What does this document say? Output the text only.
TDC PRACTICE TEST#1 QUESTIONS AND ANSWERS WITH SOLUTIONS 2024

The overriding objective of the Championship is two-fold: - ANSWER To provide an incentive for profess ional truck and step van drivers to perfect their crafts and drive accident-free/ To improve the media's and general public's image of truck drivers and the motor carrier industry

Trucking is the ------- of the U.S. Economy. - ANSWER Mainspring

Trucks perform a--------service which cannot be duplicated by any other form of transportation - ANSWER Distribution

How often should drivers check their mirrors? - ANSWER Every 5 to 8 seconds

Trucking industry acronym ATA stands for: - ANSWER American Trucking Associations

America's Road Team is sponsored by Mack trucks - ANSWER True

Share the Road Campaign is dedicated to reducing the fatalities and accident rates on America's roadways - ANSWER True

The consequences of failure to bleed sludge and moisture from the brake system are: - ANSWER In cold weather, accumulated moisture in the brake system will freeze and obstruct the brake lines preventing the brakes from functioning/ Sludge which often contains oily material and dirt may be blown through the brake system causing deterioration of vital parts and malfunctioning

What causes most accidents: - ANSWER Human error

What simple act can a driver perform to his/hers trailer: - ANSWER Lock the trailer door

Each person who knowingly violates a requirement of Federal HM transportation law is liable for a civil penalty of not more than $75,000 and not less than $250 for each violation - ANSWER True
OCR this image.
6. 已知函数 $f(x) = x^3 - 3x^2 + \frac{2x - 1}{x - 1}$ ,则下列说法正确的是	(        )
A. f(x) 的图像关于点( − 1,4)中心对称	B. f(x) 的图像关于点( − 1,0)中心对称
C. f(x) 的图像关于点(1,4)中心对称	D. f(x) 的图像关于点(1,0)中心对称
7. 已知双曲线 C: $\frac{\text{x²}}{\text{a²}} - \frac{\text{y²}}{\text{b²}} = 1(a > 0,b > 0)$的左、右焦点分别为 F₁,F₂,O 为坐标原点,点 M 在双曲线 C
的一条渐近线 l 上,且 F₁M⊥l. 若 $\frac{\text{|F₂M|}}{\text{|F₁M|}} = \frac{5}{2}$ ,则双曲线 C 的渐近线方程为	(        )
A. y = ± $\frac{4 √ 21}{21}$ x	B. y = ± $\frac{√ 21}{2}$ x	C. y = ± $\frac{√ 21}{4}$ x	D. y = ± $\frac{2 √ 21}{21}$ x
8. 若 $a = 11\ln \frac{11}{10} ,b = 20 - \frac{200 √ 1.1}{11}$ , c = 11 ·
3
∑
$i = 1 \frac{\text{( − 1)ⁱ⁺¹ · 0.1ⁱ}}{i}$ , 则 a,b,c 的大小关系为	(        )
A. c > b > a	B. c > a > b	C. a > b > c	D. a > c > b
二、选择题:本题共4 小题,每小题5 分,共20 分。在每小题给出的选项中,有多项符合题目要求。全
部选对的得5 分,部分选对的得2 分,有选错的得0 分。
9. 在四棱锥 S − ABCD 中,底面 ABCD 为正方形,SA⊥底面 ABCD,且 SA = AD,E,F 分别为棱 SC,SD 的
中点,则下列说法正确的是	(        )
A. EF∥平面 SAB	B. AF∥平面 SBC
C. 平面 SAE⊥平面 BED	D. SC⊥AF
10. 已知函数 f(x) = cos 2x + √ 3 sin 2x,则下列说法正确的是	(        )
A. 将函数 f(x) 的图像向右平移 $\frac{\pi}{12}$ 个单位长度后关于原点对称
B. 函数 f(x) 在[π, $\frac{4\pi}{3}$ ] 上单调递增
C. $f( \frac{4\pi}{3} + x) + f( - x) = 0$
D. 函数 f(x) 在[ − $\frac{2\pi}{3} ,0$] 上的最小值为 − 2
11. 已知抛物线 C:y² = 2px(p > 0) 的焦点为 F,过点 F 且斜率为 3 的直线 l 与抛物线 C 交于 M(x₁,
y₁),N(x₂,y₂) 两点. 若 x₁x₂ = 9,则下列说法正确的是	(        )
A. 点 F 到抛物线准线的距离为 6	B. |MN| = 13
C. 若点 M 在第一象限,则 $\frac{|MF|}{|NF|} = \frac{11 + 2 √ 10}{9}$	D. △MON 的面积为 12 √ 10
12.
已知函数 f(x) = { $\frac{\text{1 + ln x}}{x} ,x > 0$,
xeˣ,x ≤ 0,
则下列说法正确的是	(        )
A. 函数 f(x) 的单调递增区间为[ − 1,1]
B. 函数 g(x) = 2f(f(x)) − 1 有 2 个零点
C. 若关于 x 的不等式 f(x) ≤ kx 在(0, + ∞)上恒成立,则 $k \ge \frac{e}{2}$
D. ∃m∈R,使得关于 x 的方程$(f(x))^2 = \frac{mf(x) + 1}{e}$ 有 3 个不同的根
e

+ + + + + + +

Task prompt:
Collect every line above that contains the word "text".

Solution to this exercise:
What does this document say? Output the text only.
7. 已知双曲线 C: $\frac{\text{x²}}{\text{a²}} - \frac{\text{y²}}{\text{b²}} = 1(a > 0,b > 0)$的左、右焦点分别为 F₁,F₂,O 为坐标原点,点 M 在双曲线 C
的一条渐近线 l 上,且 F₁M⊥l. 若 $\frac{\text{|F₂M|}}{\text{|F₁M|}} = \frac{5}{2}$ ,则双曲线 C 的渐近线方程为	(        )
$i = 1 \frac{\text{( − 1)ⁱ⁺¹ · 0.1ⁱ}}{i}$ , 则 a,b,c 的大小关系为	(        )
已知函数 f(x) = { $\frac{\text{1 + ln x}}{x} ,x > 0$,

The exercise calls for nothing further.